→ **Goal**: Restate the complete material exactly.

[begin Record excerpts]

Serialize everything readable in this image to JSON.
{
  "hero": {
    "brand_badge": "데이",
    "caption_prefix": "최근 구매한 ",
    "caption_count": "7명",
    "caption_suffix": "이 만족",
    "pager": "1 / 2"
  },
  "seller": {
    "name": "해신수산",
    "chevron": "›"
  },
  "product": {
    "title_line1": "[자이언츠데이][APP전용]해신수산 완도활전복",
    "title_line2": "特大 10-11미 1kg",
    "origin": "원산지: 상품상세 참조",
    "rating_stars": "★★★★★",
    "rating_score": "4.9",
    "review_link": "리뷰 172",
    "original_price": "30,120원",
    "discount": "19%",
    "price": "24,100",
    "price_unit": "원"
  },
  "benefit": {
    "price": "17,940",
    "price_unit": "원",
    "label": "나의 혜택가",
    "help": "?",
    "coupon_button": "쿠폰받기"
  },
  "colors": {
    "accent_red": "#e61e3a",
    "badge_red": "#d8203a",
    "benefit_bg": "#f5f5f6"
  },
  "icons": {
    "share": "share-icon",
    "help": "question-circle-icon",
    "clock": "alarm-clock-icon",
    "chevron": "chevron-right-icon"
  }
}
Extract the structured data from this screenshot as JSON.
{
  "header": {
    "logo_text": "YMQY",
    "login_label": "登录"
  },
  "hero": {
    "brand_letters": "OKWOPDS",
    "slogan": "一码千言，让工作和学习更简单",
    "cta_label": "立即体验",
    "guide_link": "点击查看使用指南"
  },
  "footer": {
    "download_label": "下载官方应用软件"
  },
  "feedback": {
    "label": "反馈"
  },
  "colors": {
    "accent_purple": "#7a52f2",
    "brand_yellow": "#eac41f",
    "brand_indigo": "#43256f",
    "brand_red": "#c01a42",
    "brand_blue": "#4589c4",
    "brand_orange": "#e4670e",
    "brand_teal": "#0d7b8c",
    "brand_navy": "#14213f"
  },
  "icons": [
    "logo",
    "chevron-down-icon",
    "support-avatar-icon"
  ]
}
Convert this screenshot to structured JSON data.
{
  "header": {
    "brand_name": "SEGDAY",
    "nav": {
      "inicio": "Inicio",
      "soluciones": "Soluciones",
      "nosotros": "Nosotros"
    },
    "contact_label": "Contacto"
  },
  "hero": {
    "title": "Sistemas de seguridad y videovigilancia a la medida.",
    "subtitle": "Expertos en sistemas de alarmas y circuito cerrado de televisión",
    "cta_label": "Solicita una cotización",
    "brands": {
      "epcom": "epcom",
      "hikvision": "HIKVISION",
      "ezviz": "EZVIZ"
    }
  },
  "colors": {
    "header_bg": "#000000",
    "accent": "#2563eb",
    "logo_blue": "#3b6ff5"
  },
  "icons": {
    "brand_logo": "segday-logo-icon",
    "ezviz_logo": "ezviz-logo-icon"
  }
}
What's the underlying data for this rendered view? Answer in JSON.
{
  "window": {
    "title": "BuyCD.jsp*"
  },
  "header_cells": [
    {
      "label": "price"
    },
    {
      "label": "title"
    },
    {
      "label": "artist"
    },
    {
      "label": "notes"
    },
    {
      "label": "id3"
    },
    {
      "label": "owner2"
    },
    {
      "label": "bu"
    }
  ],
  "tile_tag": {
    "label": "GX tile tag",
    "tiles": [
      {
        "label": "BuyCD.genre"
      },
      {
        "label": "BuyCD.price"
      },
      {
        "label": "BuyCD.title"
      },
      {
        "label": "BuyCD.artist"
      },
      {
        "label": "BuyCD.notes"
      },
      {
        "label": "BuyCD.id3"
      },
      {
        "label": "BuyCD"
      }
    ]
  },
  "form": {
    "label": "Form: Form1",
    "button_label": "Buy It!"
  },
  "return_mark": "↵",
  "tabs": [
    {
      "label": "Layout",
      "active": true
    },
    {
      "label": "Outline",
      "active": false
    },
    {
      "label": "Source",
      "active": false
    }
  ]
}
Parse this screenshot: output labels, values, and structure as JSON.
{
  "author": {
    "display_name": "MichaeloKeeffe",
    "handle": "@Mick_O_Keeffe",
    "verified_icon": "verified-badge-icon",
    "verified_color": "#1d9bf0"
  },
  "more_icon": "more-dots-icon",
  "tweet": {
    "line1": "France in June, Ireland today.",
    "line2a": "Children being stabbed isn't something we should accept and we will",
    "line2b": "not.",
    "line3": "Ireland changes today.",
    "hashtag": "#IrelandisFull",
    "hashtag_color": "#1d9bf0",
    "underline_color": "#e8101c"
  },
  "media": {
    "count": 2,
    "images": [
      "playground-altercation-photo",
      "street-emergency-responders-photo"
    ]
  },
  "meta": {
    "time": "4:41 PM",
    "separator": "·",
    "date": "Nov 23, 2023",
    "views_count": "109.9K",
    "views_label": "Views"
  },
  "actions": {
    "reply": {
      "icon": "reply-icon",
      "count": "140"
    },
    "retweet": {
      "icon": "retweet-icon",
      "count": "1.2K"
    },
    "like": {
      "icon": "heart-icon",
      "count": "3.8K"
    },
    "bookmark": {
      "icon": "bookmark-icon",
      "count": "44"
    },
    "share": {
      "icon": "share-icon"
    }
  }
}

[end Record excerpts]

→ **Output below**:
Serialize everything readable in this image to JSON.
{
  "hero": {
    "brand_badge": "데이",
    "caption_prefix": "최근 구매한 ",
    "caption_count": "7명",
    "caption_suffix": "이 만족",
    "pager": "1 / 2"
  },
  "seller": {
    "name": "해신수산",
    "chevron": "›"
  },
  "product": {
    "title_line1": "[자이언츠데이][APP전용]해신수산 완도활전복",
    "title_line2": "特大 10-11미 1kg",
    "origin": "원산지: 상품상세 참조",
    "rating_stars": "★★★★★",
    "rating_score": "4.9",
    "review_link": "리뷰 172",
    "original_price": "30,120원",
    "discount": "19%",
    "price": "24,100",
    "price_unit": "원"
  },
  "benefit": {
    "price": "17,940",
    "price_unit": "원",
    "label": "나의 혜택가",
    "help": "?",
    "coupon_button": "쿠폰받기"
  },
  "colors": {
    "accent_red": "#e61e3a",
    "badge_red": "#d8203a",
    "benefit_bg": "#f5f5f6"
  },
  "icons": {
    "share": "share-icon",
    "help": "question-circle-icon",
    "clock": "alarm-clock-icon",
    "chevron": "chevron-right-icon"
  }
}
Extract the structured data from this screenshot as JSON.
{
  "header": {
    "logo_text": "YMQY",
    "login_label": "登录"
  },
  "hero": {
    "brand_letters": "OKWOPDS",
    "slogan": "一码千言，让工作和学习更简单",
    "cta_label": "立即体验",
    "guide_link": "点击查看使用指南"
  },
  "footer": {
    "download_label": "下载官方应用软件"
  },
  "feedback": {
    "label": "反馈"
  },
  "colors": {
    "accent_purple": "#7a52f2",
    "brand_yellow": "#eac41f",
    "brand_indigo": "#43256f",
    "brand_red": "#c01a42",
    "brand_blue": "#4589c4",
    "brand_orange": "#e4670e",
    "brand_teal": "#0d7b8c",
    "brand_navy": "#14213f"
  },
  "icons": [
    "logo",
    "chevron-down-icon",
    "support-avatar-icon"
  ]
}
Convert this screenshot to structured JSON data.
{
  "header": {
    "brand_name": "SEGDAY",
    "nav": {
      "inicio": "Inicio",
      "soluciones": "Soluciones",
      "nosotros": "Nosotros"
    },
    "contact_label": "Contacto"
  },
  "hero": {
    "title": "Sistemas de seguridad y videovigilancia a la medida.",
    "subtitle": "Expertos en sistemas de alarmas y circuito cerrado de televisión",
    "cta_label": "Solicita una cotización",
    "brands": {
      "epcom": "epcom",
      "hikvision": "HIKVISION",
      "ezviz": "EZVIZ"
    }
  },
  "colors": {
    "header_bg": "#000000",
    "accent": "#2563eb",
    "logo_blue": "#3b6ff5"
  },
  "icons": {
    "brand_logo": "segday-logo-icon",
    "ezviz_logo": "ezviz-logo-icon"
  }
}
What's the underlying data for this rendered view? Answer in JSON.
{
  "window": {
    "title": "BuyCD.jsp*"
  },
  "header_cells": [
    {
      "label": "price"
    },
    {
      "label": "title"
    },
    {
      "label": "artist"
    },
    {
      "label": "notes"
    },
    {
      "label": "id3"
    },
    {
      "label": "owner2"
    },
    {
      "label": "bu"
    }
  ],
  "tile_tag": {
    "label": "GX tile tag",
    "tiles": [
      {
        "label": "BuyCD.genre"
      },
      {
        "label": "BuyCD.price"
      },
      {
        "label": "BuyCD.title"
      },
      {
        "label": "BuyCD.artist"
      },
      {
        "label": "BuyCD.notes"
      },
      {
        "label": "BuyCD.id3"
      },
      {
        "label": "BuyCD"
      }
    ]
  },
  "form": {
    "label": "Form: Form1",
    "button_label": "Buy It!"
  },
  "return_mark": "↵",
  "tabs": [
    {
      "label": "Layout",
      "active": true
    },
    {
      "label": "Outline",
      "active": false
    },
    {
      "label": "Source",
      "active": false
    }
  ]
}
Parse this screenshot: output labels, values, and structure as JSON.
{
  "author": {
    "display_name": "MichaeloKeeffe",
    "handle": "@Mick_O_Keeffe",
    "verified_icon": "verified-badge-icon",
    "verified_color": "#1d9bf0"
  },
  "more_icon": "more-dots-icon",
  "tweet": {
    "line1": "France in June, Ireland today.",
    "line2a": "Children being stabbed isn't something we should accept and we will",
    "line2b": "not.",
    "line3": "Ireland changes today.",
    "hashtag": "#IrelandisFull",
    "hashtag_color": "#1d9bf0",
    "underline_color": "#e8101c"
  },
  "media": {
    "count": 2,
    "images": [
      "playground-altercation-photo",
      "street-emergency-responders-photo"
    ]
  },
  "meta": {
    "time": "4:41 PM",
    "separator": "·",
    "date": "Nov 23, 2023",
    "views_count": "109.9K",
    "views_label": "Views"
  },
  "actions": {
    "reply": {
      "icon": "reply-icon",
      "count": "140"
    },
    "retweet": {
      "icon": "retweet-icon",
      "count": "1.2K"
    },
    "like": {
      "icon": "heart-icon",
      "count": "3.8K"
    },
    "bookmark": {
      "icon": "bookmark-icon",
      "count": "44"
    },
    "share": {
      "icon": "share-icon"
    }
  }
}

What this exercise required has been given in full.